### Source excerpt:
[START]

# [Wet Thumb Forum]-Fish for .75Gal Nano Walstad-style planted tank?



## OwenG (Jul 1, 2004)

Hello,

I set up a nano-planted tank about a month ago on my desk here at work (one of those RedSea nano-tanks). Plants are doing good (Wendtii "Red" and Marsilea minuta), and there has been virtually no algae at any point (wish my other tanks were like that).

I'd like to add a fish or two (or something different). Does anyone have any recommendations for this tank? I wouldn't be able to feed the fish over the weekend (standard desk job).

Thanks,
-OwenG


----------



## OwenG (Jul 1, 2004)

Hello,

I set up a nano-planted tank about a month ago on my desk here at work (one of those RedSea nano-tanks). Plants are doing good (Wendtii "Red" and Marsilea minuta), and there has been virtually no algae at any point (wish my other tanks were like that).

I'd like to add a fish or two (or something different). Does anyone have any recommendations for this tank? I wouldn't be able to feed the fish over the weekend (standard desk job).

Thanks,
-OwenG


----------



## feefeefish (Apr 5, 2004)

It's quite small, even for a betta.

A cute little creature is a mystery snail, also called an apple snail. Latin name is _Pomacea Bridgesii_. They are a riot to watch, and you could feed it Friday and it should survive over the weekend. It likes algae/bottom feeder pellets, flake food and slices of cooked zucchini/squash/carrot (no sauce, but make the veggie soggy!







). It generally will not eat a healthy plant; it prefers wilting/dead vegetation as that is what its teeth are designed for. It can get to about 3". It likes temps of 65-82F. They live a year or so. www.applesnail.net has good info.

One or two Malaysian Trumpet Snails also would keep the substrate aerated, and when you do see them, they look like tiny ice-cream cones.


----------



## OwenG (Jul 1, 2004)

[END]

### Extracted material:
[START]

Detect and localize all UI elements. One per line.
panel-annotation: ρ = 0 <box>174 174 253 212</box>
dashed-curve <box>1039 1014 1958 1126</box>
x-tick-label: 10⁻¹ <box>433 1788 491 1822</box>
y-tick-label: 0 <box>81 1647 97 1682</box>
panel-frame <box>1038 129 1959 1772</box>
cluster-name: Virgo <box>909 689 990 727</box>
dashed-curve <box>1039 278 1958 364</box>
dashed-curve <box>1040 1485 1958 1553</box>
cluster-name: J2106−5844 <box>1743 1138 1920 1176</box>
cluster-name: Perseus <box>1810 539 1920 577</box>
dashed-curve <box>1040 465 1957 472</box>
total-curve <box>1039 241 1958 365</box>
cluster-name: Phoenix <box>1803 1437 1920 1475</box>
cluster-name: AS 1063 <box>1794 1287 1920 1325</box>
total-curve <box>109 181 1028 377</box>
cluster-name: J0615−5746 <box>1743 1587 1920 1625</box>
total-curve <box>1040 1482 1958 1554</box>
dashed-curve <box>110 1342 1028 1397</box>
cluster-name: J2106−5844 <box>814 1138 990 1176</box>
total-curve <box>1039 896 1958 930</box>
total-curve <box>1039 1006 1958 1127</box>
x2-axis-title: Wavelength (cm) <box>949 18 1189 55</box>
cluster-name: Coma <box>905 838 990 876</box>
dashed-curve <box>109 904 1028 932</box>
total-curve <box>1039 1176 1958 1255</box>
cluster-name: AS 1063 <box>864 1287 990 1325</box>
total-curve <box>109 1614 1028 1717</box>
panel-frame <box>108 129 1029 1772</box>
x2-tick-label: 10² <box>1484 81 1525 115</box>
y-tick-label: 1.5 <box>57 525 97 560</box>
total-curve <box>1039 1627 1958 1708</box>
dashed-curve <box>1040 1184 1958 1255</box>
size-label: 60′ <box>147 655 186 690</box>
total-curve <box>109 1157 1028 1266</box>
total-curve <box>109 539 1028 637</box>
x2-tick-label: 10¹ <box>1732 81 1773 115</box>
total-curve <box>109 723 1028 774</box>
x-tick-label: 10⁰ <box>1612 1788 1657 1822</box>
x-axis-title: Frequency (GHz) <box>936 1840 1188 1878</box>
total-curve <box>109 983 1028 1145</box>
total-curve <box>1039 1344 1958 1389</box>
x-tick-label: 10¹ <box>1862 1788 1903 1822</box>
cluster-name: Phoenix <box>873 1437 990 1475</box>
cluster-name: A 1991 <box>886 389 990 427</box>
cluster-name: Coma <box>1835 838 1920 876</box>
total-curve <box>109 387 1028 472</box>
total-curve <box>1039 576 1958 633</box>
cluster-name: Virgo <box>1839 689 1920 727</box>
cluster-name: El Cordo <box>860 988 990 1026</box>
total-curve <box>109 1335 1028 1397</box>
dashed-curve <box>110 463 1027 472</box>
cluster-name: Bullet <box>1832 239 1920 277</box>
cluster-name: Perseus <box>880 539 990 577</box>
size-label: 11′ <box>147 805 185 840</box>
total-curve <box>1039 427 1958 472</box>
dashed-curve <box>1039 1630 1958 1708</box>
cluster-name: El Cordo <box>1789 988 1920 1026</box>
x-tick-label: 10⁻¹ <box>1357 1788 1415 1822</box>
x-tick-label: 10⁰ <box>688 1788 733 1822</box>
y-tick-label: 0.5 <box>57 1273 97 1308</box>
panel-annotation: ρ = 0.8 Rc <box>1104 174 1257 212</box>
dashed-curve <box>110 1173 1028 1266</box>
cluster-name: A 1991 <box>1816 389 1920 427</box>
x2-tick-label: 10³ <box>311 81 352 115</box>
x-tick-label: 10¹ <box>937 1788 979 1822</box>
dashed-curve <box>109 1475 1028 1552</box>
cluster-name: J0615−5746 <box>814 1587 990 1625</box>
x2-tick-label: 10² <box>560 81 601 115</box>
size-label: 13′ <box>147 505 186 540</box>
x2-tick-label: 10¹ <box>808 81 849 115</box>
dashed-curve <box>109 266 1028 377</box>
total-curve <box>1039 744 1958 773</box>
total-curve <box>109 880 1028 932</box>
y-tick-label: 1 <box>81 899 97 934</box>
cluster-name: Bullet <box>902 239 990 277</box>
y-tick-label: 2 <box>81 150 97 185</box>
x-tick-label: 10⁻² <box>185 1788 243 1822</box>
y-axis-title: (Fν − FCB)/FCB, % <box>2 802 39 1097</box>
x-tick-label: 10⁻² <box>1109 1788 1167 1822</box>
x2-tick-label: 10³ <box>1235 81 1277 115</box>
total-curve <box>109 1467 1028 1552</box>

[END]

### Set of tasks:
a: In the nano tank thread, rewrite the paragraph beginning "I set up a nano-planted tank" as a short bulleted list that keeps its main facts.
b: Pull out every line of the rows that contains the string "axis". Case counts.
The rows are separate material, unrelated to the forum thread.

### Written responses:
a:
- A nano planted tank (a RedSea nano tank) was set up about a month ago on a desk at work.
- The plants, Wendtii "Red" and Marsilea minuta, are doing well.
- There has been virtually no algae at any point.

b:
x2-axis-title: Wavelength (cm) <box>949 18 1189 55</box>
x-axis-title: Frequency (GHz) <box>936 1840 1188 1878</box>
y-axis-title: (Fν − FCB)/FCB, % <box>2 802 39 1097</box>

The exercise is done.